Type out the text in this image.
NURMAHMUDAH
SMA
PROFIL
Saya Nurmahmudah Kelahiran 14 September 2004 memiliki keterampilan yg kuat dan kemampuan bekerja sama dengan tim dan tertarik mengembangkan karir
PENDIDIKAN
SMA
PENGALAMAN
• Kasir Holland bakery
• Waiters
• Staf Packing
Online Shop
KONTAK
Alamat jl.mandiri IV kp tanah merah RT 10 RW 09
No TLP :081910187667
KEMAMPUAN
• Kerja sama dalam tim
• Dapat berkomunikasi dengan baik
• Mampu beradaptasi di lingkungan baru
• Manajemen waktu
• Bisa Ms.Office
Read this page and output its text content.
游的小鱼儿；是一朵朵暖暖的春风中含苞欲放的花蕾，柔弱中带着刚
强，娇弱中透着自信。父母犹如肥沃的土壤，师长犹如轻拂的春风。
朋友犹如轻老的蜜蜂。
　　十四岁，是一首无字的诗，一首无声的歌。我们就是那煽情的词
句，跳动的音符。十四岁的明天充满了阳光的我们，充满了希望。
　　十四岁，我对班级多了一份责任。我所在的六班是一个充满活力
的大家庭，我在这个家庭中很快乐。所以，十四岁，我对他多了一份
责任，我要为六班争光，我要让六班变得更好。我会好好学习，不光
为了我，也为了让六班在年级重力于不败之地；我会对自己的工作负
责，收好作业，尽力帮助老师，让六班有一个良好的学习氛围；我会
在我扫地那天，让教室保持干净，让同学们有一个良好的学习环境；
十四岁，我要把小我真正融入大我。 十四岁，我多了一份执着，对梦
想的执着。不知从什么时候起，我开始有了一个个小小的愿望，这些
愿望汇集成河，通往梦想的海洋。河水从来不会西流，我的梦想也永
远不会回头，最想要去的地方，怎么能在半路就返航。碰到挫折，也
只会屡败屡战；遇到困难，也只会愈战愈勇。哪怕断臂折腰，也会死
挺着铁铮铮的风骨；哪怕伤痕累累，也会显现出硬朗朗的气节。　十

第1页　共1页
—————
### Given instruction
Return all of the entries exactly as written.

### Result of this task
Type out the text in this image.
NURMAHMUDAH
SMA
PROFIL
Saya Nurmahmudah Kelahiran 14 September 2004 memiliki keterampilan yg kuat dan kemampuan bekerja sama dengan tim dan tertarik mengembangkan karir
PENDIDIKAN
SMA
PENGALAMAN
• Kasir Holland bakery
• Waiters
• Staf Packing
Online Shop
KONTAK
Alamat jl.mandiri IV kp tanah merah RT 10 RW 09
No TLP :081910187667
KEMAMPUAN
• Kerja sama dalam tim
• Dapat berkomunikasi dengan baik
• Mampu beradaptasi di lingkungan baru
• Manajemen waktu
• Bisa Ms.Office
Read this page and output its text content.
游的小鱼儿；是一朵朵暖暖的春风中含苞欲放的花蕾，柔弱中带着刚
强，娇弱中透着自信。父母犹如肥沃的土壤，师长犹如轻拂的春风。
朋友犹如轻老的蜜蜂。
　　十四岁，是一首无字的诗，一首无声的歌。我们就是那煽情的词
句，跳动的音符。十四岁的明天充满了阳光的我们，充满了希望。
　　十四岁，我对班级多了一份责任。我所在的六班是一个充满活力
的大家庭，我在这个家庭中很快乐。所以，十四岁，我对他多了一份
责任，我要为六班争光，我要让六班变得更好。我会好好学习，不光
为了我，也为了让六班在年级重力于不败之地；我会对自己的工作负
责，收好作业，尽力帮助老师，让六班有一个良好的学习氛围；我会
在我扫地那天，让教室保持干净，让同学们有一个良好的学习环境；
十四岁，我要把小我真正融入大我。 十四岁，我多了一份执着，对梦
想的执着。不知从什么时候起，我开始有了一个个小小的愿望，这些
愿望汇集成河，通往梦想的海洋。河水从来不会西流，我的梦想也永
远不会回头，最想要去的地方，怎么能在半路就返航。碰到挫折，也
只会屡败屡战；遇到困难，也只会愈战愈勇。哪怕断臂折腰，也会死
挺着铁铮铮的风骨；哪怕伤痕累累，也会显现出硬朗朗的气节。　十

第1页　共1页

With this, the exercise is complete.